▶ GOAL OF THE EXERCISE: Look through the records that follow. Copy every line containing the word "attributes".

▶ DATA EXCERPTS:

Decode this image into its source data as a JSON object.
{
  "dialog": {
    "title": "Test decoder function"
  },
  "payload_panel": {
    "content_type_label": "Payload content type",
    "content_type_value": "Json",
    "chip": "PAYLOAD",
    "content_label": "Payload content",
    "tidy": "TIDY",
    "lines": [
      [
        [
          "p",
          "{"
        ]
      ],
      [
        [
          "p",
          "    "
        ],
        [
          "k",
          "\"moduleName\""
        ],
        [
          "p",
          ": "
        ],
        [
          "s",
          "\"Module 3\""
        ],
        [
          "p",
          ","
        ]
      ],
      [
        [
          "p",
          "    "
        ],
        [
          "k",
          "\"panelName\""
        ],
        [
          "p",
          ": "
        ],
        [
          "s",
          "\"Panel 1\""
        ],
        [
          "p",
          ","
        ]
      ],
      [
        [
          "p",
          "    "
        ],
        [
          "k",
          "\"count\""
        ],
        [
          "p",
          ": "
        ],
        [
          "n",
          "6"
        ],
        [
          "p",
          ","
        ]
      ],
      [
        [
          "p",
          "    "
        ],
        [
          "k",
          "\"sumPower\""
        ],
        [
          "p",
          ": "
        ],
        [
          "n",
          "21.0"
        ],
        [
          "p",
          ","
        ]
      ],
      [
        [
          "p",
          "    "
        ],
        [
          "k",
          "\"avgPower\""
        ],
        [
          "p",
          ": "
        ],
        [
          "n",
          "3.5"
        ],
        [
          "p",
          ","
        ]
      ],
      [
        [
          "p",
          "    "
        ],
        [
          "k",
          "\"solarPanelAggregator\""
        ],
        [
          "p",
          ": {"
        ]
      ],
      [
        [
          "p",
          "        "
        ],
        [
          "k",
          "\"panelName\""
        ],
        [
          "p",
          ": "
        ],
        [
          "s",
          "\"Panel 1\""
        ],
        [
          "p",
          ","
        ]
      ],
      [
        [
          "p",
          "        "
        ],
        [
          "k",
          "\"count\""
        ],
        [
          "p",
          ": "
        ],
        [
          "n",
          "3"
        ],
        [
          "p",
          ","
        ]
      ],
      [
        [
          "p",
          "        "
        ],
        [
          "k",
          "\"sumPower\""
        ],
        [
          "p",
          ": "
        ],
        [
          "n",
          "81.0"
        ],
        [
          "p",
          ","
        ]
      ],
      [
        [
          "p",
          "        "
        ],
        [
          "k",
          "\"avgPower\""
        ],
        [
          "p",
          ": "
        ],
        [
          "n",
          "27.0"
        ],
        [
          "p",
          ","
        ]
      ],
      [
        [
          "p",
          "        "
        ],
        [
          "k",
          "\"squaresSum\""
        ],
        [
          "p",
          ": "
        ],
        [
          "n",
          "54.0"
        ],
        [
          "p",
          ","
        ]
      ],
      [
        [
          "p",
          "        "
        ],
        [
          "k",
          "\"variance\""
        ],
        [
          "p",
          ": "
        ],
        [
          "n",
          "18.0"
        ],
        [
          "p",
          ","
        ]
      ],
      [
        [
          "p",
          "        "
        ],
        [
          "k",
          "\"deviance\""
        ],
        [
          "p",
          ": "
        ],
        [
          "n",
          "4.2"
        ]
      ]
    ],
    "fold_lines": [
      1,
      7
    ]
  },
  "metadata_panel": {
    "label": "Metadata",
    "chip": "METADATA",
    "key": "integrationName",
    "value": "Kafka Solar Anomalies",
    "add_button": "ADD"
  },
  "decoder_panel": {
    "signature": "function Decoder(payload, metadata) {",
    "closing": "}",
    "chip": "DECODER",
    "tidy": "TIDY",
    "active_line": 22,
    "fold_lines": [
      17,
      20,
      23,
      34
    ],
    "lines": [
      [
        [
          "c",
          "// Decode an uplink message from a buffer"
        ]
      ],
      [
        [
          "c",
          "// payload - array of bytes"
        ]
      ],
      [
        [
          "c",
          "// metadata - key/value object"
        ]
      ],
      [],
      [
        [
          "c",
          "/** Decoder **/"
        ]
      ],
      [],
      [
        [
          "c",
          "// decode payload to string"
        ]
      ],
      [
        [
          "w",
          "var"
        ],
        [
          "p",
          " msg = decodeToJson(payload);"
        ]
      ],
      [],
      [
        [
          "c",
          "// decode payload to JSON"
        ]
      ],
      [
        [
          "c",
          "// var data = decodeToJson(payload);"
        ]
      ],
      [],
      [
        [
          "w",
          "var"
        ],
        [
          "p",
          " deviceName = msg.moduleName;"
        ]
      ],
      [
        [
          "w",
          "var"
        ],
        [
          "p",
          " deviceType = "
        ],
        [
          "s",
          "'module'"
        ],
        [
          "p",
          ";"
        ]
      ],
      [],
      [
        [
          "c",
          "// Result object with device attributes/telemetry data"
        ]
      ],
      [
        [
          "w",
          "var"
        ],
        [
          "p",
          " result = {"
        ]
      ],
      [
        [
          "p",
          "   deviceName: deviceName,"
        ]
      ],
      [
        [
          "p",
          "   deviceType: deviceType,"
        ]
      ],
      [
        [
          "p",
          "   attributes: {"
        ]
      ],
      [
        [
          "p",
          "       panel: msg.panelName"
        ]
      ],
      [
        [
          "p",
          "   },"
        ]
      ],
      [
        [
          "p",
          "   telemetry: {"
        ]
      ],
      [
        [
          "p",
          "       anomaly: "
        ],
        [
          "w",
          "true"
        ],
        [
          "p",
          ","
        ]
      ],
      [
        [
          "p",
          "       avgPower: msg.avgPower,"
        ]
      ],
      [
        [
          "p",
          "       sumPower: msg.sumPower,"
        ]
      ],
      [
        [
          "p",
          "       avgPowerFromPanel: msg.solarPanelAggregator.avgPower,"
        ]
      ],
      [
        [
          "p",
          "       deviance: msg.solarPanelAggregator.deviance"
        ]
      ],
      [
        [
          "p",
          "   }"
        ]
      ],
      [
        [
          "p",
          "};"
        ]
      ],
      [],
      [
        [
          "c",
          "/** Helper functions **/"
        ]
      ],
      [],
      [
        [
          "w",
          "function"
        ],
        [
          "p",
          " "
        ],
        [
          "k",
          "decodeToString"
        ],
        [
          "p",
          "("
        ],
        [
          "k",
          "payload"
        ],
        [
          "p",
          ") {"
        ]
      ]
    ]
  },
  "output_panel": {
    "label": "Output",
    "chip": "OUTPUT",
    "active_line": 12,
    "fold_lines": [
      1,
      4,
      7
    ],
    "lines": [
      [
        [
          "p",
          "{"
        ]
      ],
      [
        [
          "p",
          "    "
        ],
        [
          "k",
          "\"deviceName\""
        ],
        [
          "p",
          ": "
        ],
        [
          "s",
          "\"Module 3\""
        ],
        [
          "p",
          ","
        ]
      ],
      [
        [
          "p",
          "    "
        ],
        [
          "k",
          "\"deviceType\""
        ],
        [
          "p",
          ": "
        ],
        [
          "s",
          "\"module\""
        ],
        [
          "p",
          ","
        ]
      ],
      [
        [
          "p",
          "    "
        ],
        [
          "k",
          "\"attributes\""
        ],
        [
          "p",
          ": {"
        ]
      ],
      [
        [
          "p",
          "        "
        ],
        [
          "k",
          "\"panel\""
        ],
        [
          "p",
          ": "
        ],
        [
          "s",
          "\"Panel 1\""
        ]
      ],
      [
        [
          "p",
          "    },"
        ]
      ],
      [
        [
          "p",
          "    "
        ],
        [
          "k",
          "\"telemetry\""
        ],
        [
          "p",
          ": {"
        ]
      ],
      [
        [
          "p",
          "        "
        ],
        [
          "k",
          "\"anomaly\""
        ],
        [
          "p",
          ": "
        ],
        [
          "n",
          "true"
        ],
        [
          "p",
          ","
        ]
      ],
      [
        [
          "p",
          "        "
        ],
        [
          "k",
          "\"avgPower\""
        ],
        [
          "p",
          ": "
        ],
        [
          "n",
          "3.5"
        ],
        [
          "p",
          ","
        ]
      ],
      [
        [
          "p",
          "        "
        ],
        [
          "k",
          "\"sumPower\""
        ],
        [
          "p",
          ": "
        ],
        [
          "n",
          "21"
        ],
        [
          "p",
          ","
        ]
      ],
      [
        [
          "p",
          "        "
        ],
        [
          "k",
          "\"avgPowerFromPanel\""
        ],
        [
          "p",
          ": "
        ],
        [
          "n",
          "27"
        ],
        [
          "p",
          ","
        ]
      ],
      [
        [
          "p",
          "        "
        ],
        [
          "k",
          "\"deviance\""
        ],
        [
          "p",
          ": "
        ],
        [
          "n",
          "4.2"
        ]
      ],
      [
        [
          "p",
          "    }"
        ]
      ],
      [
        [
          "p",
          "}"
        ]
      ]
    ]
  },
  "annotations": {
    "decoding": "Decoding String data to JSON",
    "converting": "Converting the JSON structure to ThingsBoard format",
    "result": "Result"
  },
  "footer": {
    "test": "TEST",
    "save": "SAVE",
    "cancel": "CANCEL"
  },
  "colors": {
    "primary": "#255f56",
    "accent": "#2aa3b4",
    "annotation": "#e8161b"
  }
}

▶ COMPLETED TASK:
          "// Result object with device attributes/telemetry data"
          "   attributes: {"
          "\"attributes\""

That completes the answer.